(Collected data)
-*-*-
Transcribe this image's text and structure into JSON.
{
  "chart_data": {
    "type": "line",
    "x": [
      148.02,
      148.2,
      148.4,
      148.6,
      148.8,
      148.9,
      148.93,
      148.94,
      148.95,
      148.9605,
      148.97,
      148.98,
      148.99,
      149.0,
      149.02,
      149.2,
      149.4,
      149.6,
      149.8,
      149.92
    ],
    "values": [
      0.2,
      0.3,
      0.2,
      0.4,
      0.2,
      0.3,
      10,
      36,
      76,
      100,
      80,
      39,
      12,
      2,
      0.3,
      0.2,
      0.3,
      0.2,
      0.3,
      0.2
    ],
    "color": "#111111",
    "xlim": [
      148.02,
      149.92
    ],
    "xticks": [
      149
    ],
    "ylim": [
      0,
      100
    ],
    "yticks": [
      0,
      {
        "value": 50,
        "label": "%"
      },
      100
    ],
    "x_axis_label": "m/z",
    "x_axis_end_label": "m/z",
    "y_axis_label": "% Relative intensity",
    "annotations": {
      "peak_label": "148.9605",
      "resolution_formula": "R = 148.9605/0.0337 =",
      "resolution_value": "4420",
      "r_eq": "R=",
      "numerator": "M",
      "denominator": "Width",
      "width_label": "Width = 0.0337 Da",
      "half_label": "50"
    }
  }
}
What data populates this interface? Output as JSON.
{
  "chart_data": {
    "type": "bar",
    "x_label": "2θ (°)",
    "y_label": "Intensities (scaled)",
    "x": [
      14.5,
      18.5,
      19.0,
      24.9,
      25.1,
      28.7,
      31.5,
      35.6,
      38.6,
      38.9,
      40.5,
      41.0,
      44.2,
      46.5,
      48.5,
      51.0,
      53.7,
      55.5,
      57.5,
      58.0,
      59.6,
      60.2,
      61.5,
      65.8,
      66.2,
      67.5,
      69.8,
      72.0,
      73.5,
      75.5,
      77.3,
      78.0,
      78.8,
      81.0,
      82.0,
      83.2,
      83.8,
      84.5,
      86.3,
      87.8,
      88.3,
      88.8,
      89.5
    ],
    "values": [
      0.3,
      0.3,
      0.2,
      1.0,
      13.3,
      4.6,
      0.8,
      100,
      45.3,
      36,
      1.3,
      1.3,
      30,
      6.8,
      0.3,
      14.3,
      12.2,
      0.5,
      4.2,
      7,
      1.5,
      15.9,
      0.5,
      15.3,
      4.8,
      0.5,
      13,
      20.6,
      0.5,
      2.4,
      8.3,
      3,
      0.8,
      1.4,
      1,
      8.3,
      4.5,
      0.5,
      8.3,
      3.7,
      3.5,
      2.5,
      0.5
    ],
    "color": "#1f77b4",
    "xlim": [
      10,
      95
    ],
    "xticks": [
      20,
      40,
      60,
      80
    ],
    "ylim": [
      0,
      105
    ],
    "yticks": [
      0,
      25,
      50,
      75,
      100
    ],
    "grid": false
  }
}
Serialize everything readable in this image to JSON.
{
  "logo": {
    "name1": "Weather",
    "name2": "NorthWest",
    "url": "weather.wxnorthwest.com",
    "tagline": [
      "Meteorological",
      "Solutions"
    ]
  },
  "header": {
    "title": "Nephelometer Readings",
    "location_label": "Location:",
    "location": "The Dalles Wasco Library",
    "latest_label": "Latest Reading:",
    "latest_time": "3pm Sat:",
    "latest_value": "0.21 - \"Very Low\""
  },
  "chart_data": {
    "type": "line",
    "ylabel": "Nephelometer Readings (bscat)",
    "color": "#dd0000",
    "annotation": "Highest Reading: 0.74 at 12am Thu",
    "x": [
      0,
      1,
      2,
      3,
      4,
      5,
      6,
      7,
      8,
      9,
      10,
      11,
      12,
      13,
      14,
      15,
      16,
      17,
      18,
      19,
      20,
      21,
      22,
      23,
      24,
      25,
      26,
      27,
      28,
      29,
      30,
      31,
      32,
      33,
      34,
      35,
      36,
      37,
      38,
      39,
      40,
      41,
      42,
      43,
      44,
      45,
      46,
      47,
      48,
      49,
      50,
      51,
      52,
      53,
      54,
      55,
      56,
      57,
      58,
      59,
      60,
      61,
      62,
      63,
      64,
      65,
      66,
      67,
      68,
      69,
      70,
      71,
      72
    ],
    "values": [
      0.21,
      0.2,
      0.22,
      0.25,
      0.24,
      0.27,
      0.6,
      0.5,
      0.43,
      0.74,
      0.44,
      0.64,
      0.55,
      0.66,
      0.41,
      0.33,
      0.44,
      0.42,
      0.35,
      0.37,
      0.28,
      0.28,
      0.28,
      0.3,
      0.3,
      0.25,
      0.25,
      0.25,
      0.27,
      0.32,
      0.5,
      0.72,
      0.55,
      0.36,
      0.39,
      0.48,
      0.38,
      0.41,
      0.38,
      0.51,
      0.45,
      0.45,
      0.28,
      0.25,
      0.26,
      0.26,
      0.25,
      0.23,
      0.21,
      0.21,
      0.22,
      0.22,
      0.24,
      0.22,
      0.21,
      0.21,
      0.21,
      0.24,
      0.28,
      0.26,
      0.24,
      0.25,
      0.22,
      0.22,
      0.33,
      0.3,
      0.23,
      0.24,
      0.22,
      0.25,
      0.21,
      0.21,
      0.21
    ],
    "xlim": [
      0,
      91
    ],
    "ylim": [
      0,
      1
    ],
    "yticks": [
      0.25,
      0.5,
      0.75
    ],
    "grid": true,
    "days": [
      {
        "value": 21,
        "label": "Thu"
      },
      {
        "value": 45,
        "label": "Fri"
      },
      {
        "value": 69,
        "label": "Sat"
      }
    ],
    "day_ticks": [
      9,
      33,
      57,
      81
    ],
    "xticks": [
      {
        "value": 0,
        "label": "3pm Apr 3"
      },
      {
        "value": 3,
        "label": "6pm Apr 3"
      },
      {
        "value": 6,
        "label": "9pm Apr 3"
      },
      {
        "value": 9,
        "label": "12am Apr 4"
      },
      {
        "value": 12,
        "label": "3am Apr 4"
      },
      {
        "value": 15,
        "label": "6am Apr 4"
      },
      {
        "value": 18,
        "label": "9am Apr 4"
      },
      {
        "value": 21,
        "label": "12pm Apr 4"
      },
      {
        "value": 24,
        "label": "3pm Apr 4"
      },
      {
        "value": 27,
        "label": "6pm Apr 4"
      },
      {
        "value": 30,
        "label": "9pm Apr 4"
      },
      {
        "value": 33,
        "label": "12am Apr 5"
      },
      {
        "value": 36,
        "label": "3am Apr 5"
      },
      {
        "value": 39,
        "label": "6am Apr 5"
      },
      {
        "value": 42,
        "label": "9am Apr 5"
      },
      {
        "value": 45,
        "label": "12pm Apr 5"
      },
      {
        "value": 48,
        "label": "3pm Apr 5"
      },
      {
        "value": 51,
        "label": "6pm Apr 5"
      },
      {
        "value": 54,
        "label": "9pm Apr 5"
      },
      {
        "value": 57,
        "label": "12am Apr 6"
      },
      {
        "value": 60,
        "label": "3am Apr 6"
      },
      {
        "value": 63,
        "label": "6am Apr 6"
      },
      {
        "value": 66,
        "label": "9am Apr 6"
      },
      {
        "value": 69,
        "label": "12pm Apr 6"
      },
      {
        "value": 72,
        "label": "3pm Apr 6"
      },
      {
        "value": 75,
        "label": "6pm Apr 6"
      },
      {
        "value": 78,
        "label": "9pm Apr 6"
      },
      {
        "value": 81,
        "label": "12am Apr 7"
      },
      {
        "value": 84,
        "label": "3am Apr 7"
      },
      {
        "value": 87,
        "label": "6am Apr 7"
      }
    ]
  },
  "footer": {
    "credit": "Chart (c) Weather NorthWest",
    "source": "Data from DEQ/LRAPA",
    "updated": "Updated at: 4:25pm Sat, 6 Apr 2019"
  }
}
-*-*-
* Task prompt *
Of the lines in the data, how many contain the word "this"? Provide the number and nothing further.

* Reply *
3